Go through the lines below and copy each one that holds the string "John".

── STORED DATA

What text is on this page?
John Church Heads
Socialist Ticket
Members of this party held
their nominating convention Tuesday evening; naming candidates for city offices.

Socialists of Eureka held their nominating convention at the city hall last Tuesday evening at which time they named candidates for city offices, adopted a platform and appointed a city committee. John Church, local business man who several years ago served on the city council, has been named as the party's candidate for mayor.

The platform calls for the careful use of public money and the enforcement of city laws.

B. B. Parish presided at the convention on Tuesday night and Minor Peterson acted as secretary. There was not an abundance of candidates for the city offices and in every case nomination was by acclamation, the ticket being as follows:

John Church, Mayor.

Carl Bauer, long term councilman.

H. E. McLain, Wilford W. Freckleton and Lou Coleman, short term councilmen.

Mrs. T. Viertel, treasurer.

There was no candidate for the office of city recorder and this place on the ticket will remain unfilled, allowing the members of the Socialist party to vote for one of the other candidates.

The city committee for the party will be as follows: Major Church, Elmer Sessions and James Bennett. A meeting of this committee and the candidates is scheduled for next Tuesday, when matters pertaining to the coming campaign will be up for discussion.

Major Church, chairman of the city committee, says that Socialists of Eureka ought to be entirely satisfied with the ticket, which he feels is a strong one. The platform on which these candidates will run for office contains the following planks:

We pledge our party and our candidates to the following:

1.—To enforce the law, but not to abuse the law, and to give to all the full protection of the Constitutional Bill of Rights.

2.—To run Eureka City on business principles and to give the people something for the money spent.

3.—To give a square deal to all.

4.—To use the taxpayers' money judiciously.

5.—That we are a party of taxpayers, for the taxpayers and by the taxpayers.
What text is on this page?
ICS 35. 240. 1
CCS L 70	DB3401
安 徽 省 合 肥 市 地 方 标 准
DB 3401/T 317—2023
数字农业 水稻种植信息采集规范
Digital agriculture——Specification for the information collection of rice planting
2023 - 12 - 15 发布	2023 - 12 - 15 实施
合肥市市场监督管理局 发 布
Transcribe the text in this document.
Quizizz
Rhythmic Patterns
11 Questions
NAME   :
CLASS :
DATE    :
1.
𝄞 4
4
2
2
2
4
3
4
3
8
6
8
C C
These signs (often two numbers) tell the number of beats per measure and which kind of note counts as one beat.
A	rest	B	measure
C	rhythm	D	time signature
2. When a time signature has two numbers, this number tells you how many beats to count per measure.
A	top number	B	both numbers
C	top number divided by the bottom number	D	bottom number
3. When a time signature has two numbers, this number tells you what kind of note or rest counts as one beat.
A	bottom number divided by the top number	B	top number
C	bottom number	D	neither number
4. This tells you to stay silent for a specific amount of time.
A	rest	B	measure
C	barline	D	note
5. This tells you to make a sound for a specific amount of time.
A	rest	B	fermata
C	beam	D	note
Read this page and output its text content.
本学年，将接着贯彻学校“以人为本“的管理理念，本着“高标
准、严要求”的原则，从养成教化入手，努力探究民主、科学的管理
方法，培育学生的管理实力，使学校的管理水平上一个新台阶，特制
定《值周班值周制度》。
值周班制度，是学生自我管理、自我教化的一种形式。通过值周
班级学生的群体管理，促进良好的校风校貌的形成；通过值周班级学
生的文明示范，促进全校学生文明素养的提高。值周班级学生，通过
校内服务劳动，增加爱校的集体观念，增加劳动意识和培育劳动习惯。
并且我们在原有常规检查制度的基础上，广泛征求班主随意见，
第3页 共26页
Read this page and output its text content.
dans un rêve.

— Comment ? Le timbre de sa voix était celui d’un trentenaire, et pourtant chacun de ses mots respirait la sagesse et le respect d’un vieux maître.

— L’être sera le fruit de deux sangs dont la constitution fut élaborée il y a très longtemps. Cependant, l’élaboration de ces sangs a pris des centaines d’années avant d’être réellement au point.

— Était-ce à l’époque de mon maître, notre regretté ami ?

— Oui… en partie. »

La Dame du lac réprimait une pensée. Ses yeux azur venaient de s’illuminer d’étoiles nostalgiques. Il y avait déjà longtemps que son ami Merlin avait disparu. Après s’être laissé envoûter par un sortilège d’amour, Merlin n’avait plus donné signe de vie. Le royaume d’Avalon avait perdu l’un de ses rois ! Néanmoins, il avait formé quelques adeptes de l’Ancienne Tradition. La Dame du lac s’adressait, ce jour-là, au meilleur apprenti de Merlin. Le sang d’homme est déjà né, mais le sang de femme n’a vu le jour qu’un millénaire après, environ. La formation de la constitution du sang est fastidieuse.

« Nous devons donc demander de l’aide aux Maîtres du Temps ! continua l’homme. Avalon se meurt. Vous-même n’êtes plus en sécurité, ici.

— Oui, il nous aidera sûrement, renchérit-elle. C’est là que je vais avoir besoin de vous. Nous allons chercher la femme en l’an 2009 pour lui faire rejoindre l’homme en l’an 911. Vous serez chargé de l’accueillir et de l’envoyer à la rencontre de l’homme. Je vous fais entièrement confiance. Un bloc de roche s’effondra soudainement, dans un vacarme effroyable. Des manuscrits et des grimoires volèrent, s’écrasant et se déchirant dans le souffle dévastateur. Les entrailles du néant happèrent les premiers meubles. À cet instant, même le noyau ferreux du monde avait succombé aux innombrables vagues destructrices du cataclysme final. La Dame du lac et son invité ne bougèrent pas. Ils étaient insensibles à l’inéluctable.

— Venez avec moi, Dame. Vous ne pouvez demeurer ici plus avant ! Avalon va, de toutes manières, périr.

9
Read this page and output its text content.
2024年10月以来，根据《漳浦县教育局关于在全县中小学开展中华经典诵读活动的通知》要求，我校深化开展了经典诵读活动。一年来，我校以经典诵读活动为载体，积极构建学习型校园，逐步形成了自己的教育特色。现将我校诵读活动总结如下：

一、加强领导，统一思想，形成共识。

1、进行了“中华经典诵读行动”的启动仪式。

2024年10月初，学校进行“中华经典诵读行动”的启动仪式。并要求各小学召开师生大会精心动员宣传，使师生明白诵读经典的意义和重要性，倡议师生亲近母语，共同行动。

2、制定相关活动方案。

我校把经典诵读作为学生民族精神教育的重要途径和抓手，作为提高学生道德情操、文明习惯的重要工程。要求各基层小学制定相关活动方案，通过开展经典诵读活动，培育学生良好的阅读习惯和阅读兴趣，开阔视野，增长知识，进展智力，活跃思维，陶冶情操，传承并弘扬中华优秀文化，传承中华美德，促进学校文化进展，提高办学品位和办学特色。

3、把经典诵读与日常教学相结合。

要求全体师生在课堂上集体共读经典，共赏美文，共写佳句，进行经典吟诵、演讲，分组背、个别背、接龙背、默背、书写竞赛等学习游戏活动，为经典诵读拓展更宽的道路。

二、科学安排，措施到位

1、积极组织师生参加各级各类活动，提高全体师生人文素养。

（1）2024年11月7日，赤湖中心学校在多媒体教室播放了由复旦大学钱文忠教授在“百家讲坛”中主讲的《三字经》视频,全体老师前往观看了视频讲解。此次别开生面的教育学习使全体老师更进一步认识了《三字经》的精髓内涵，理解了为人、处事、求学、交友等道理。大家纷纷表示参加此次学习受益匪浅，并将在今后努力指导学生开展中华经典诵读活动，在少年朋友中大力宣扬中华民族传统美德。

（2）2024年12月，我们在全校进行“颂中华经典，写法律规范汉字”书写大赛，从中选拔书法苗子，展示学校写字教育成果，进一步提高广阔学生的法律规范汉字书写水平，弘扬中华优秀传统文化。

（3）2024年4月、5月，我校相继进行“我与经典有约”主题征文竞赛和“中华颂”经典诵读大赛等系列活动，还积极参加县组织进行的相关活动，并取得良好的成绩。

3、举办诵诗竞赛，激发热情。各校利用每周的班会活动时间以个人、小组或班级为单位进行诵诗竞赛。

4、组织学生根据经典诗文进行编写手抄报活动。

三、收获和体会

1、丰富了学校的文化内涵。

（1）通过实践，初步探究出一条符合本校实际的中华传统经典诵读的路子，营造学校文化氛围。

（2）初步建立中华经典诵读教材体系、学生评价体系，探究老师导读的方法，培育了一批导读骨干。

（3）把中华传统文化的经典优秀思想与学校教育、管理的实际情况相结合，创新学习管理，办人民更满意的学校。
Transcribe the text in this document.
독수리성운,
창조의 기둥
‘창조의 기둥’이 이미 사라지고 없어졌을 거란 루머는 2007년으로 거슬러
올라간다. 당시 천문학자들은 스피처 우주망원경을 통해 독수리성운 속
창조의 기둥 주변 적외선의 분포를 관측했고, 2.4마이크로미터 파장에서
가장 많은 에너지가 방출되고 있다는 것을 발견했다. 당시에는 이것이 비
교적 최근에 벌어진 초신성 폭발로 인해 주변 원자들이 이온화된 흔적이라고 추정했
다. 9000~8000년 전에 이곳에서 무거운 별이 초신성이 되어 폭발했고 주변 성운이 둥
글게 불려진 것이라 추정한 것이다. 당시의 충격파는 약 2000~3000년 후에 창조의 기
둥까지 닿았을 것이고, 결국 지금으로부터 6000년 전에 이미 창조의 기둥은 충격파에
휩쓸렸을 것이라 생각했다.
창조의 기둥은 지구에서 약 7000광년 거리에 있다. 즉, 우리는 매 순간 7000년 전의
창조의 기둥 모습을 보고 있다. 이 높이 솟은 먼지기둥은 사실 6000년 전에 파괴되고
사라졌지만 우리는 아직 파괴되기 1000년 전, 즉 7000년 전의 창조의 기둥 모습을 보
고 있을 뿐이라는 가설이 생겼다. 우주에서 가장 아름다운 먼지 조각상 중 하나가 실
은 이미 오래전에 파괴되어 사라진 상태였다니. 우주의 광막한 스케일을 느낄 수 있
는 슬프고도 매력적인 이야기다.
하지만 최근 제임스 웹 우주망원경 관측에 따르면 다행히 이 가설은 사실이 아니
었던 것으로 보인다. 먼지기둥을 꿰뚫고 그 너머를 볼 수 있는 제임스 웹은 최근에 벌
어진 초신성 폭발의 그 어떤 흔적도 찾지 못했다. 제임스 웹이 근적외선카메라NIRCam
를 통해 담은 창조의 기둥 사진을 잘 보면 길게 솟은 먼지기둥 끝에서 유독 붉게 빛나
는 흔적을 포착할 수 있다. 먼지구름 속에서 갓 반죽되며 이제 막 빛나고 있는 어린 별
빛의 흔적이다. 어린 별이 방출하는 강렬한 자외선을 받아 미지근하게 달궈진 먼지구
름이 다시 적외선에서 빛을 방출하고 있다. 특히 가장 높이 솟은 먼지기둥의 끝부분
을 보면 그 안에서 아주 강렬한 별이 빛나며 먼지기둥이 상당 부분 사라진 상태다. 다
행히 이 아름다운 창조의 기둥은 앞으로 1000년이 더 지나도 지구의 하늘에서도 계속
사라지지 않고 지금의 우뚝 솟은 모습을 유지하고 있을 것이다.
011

────

RESPONSE TO THIS EXERCISE:
John Church Heads
Socialists of Eureka held their nominating convention at the city hall last Tuesday evening at which time they named candidates for city offices, adopted a platform and appointed a city committee. John Church, local business man who several years ago served on the city council, has been named as the party's candidate for mayor.
John Church, Mayor.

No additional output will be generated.